Provided text
[00:00.39]The South Pacific is a vast ocean wilderness.
[00:04.64]Its waters are teeming with life,
[00:07.18]from tropical coral reefs that attract the great variety to the cooler,
[00:10.80]temperate waters that attract the great numbers.
[00:14.98]So why is it that in the midst of all this richness
[00:18.44]the world's largest predators
[00:21.13]can struggle to survive in this endless blue?
[00:25.98]Nothing brings home the challenges of surviving
[00:28.95]in the South Pacific better than the epic true story
[00:33.30]that inspired Moby ****. On 23rd February 1821,
[00:38.41]a lifeboat was found drifting in the eastern Pacific.
[00:42.59]In it lay two American whalemen,
[00:45.60]barely alive.
[00:47.84]Their whale ship had been sunk by an enormous sperm whale.
[00:51.41]For a staggering three months,
[00:53.47]these shipwrecked mariners had sailed
[00:55.25]across four and a half thousand miles
[00:57.33]of what may be the loneliest region on the Earth.
[01:00.82]For these sailors,
[01:02.21]the South Pacific had become a living hell.
[01:05.95]So what is it about this ocean that makes survival here such a challenge?

Extracted information
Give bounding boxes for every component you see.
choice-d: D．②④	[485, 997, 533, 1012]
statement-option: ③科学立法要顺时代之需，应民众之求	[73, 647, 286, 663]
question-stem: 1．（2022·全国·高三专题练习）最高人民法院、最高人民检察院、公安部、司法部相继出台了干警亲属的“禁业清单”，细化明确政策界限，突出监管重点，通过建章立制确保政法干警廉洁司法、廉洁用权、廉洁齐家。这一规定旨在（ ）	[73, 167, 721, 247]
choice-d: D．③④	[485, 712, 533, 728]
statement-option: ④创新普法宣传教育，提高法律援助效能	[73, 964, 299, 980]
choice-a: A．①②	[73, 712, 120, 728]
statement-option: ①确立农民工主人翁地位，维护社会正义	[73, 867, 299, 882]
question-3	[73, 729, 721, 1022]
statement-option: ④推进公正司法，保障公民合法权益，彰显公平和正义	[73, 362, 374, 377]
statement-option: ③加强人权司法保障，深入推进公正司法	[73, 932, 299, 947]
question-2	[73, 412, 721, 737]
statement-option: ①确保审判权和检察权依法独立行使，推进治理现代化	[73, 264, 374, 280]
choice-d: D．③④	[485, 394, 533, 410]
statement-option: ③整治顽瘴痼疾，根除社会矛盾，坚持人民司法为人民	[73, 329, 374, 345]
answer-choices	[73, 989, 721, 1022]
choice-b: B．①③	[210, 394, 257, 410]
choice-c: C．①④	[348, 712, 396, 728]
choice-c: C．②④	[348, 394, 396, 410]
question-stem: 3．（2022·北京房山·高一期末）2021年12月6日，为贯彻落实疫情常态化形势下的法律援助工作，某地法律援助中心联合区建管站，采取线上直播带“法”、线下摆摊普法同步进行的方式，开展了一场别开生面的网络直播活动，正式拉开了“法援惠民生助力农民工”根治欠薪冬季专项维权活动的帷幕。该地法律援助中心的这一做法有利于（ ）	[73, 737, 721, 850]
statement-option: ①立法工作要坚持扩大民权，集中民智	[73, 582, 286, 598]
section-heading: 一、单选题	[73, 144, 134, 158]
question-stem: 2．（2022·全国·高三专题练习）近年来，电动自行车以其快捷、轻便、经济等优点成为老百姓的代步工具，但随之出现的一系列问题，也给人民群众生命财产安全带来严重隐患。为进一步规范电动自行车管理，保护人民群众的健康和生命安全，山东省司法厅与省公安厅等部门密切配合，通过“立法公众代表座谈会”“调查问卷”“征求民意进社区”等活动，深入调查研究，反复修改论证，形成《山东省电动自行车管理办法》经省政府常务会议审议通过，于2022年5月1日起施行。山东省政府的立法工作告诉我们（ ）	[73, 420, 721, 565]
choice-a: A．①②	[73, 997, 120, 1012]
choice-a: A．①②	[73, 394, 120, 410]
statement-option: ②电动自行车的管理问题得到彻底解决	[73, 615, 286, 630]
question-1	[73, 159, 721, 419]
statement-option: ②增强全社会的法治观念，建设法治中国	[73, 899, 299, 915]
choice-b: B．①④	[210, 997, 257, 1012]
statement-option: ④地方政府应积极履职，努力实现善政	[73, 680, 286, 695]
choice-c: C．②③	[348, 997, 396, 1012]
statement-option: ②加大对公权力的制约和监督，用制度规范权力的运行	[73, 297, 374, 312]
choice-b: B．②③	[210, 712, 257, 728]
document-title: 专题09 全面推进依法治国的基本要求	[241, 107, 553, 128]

The problem
According to the South Pacific transcript, how far did the shipwrecked mariners sail in the lifeboat?

Your response
They sailed across four and a half thousand miles.